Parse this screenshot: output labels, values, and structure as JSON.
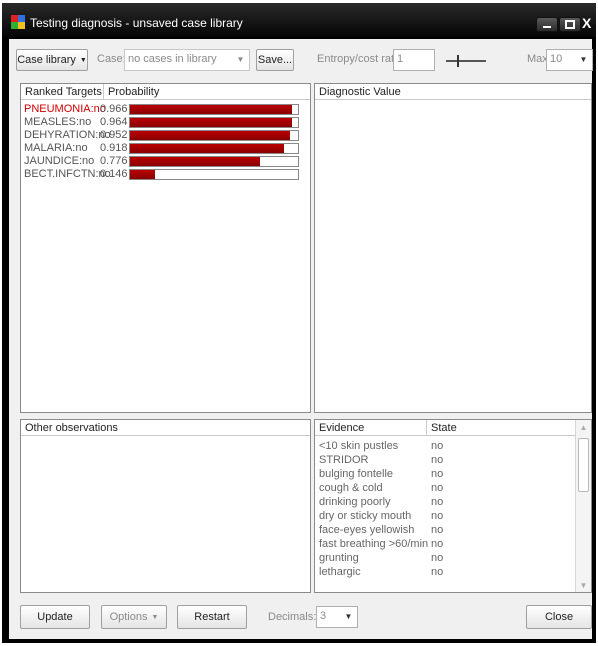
{
  "window": {
    "title": "Testing diagnosis - unsaved case library",
    "close_glyph": "X"
  },
  "toolbar": {
    "case_library_label": "Case library",
    "case_label": "Case:",
    "case_value": "no cases in library",
    "save_label": "Save...",
    "entropy_label": "Entropy/cost ratio:",
    "entropy_value": "1",
    "max_label": "Max:",
    "max_value": "10"
  },
  "targets": {
    "col_targets": "Ranked Targets",
    "col_probability": "Probability",
    "rows": [
      {
        "name": "PNEUMONIA:no",
        "prob_text": "0.966",
        "prob": 0.966,
        "color": "#d00000"
      },
      {
        "name": "MEASLES:no",
        "prob_text": "0.964",
        "prob": 0.964,
        "color": "#555555"
      },
      {
        "name": "DEHYRATION:no",
        "prob_text": "0.952",
        "prob": 0.952,
        "color": "#555555"
      },
      {
        "name": "MALARIA:no",
        "prob_text": "0.918",
        "prob": 0.918,
        "color": "#555555"
      },
      {
        "name": "JAUNDICE:no",
        "prob_text": "0.776",
        "prob": 0.776,
        "color": "#555555"
      },
      {
        "name": "BECT.INFCTN:no",
        "prob_text": "0.146",
        "prob": 0.146,
        "color": "#555555"
      }
    ]
  },
  "diagnostic": {
    "header": "Diagnostic Value"
  },
  "observations": {
    "header": "Other observations"
  },
  "evidence": {
    "col_evidence": "Evidence",
    "col_state": "State",
    "rows": [
      {
        "evidence": "<10 skin pustles",
        "state": "no"
      },
      {
        "evidence": "STRIDOR",
        "state": "no"
      },
      {
        "evidence": "bulging fontelle",
        "state": "no"
      },
      {
        "evidence": "cough & cold",
        "state": "no"
      },
      {
        "evidence": "drinking poorly",
        "state": "no"
      },
      {
        "evidence": "dry or sticky mouth",
        "state": "no"
      },
      {
        "evidence": "face-eyes yellowish",
        "state": "no"
      },
      {
        "evidence": "fast breathing >60/min",
        "state": "no"
      },
      {
        "evidence": "grunting",
        "state": "no"
      },
      {
        "evidence": "lethargic",
        "state": "no"
      }
    ]
  },
  "footer": {
    "update_label": "Update",
    "options_label": "Options",
    "restart_label": "Restart",
    "decimals_label": "Decimals:",
    "decimals_value": "3",
    "close_label": "Close"
  },
  "colors": {
    "bar_fill": "#a00000",
    "highlight_target": "#d00000"
  }
}
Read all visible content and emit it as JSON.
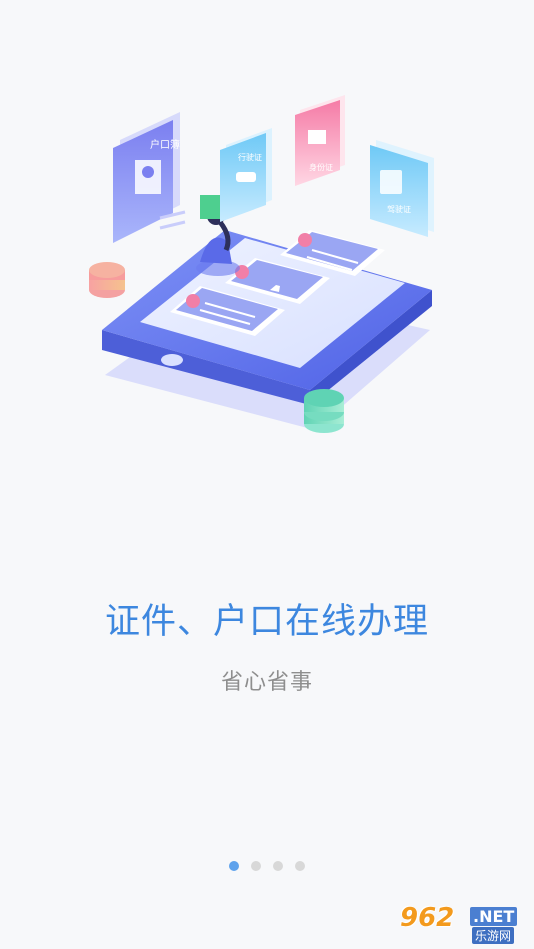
{
  "illustration": {
    "doc_huji": "户口簿",
    "doc_xingche": "行驶证",
    "doc_shenfen": "身份证",
    "doc_jiashi": "驾驶证"
  },
  "content": {
    "headline": "证件、户口在线办理",
    "subline": "省心省事"
  },
  "pager": {
    "total": 4,
    "active_index": 0
  },
  "watermark": {
    "number": "962",
    "suffix": ".NET",
    "cn": "乐游网"
  },
  "colors": {
    "headline": "#3d87df",
    "subline": "#8e8e8e",
    "dot_active": "#5ea2ec",
    "dot_inactive": "#d8d8d8"
  }
}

-.-.-

To be done → Extract, exactly as written, the span of lines from the one holding "Read all visible content and emit it as JSON." through the last line, inclusive. Skip any picture.

Written solution →
Read all visible content and emit it as JSON.
{
  "illustration": {
    "doc_huji": "户口簿",
    "doc_xingche": "行驶证",
    "doc_shenfen": "身份证",
    "doc_jiashi": "驾驶证"
  },
  "content": {
    "headline": "证件、户口在线办理",
    "subline": "省心省事"
  },
  "pager": {
    "total": 4,
    "active_index": 0
  },
  "watermark": {
    "number": "962",
    "suffix": ".NET",
    "cn": "乐游网"
  },
  "colors": {
    "headline": "#3d87df",
    "subline": "#8e8e8e",
    "dot_active": "#5ea2ec",
    "dot_inactive": "#d8d8d8"
  }
}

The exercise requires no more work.